## Directions
Return each entry exactly, omitting nothing.

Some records

.....

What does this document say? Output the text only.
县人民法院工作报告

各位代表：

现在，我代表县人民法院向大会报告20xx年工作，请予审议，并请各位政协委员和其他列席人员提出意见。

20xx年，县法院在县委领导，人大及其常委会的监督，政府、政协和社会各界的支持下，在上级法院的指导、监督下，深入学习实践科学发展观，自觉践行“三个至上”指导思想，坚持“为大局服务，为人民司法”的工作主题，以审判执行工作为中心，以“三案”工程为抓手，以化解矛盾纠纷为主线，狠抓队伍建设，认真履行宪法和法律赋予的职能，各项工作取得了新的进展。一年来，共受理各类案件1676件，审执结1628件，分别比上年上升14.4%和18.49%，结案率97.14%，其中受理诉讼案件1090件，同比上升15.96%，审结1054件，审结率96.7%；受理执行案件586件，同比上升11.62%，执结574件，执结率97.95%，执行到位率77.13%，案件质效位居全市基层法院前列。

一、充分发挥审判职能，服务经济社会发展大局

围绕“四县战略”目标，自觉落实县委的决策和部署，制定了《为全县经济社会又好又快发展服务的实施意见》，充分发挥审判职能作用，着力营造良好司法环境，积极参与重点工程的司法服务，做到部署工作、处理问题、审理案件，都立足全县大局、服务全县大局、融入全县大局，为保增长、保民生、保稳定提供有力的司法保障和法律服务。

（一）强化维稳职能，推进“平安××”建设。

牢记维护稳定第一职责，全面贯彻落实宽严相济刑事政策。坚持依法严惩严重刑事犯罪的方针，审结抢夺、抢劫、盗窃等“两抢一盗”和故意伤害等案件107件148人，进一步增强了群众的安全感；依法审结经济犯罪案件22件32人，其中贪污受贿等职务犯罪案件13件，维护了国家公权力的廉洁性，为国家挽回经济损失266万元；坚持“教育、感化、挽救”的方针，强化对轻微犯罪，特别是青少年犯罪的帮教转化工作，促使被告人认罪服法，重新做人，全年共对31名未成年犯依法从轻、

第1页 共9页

.....

## Task output
What does this document say? Output the text only.
县人民法院工作报告

各位代表：

现在，我代表县人民法院向大会报告20xx年工作，请予审议，并请各位政协委员和其他列席人员提出意见。

20xx年，县法院在县委领导，人大及其常委会的监督，政府、政协和社会各界的支持下，在上级法院的指导、监督下，深入学习实践科学发展观，自觉践行“三个至上”指导思想，坚持“为大局服务，为人民司法”的工作主题，以审判执行工作为中心，以“三案”工程为抓手，以化解矛盾纠纷为主线，狠抓队伍建设，认真履行宪法和法律赋予的职能，各项工作取得了新的进展。一年来，共受理各类案件1676件，审执结1628件，分别比上年上升14.4%和18.49%，结案率97.14%，其中受理诉讼案件1090件，同比上升15.96%，审结1054件，审结率96.7%；受理执行案件586件，同比上升11.62%，执结574件，执结率97.95%，执行到位率77.13%，案件质效位居全市基层法院前列。

一、充分发挥审判职能，服务经济社会发展大局

围绕“四县战略”目标，自觉落实县委的决策和部署，制定了《为全县经济社会又好又快发展服务的实施意见》，充分发挥审判职能作用，着力营造良好司法环境，积极参与重点工程的司法服务，做到部署工作、处理问题、审理案件，都立足全县大局、服务全县大局、融入全县大局，为保增长、保民生、保稳定提供有力的司法保障和法律服务。

（一）强化维稳职能，推进“平安××”建设。

牢记维护稳定第一职责，全面贯彻落实宽严相济刑事政策。坚持依法严惩严重刑事犯罪的方针，审结抢夺、抢劫、盗窃等“两抢一盗”和故意伤害等案件107件148人，进一步增强了群众的安全感；依法审结经济犯罪案件22件32人，其中贪污受贿等职务犯罪案件13件，维护了国家公权力的廉洁性，为国家挽回经济损失266万元；坚持“教育、感化、挽救”的方针，强化对轻微犯罪，特别是青少年犯罪的帮教转化工作，促使被告人认罪服法，重新做人，全年共对31名未成年犯依法从轻、

第1页 共9页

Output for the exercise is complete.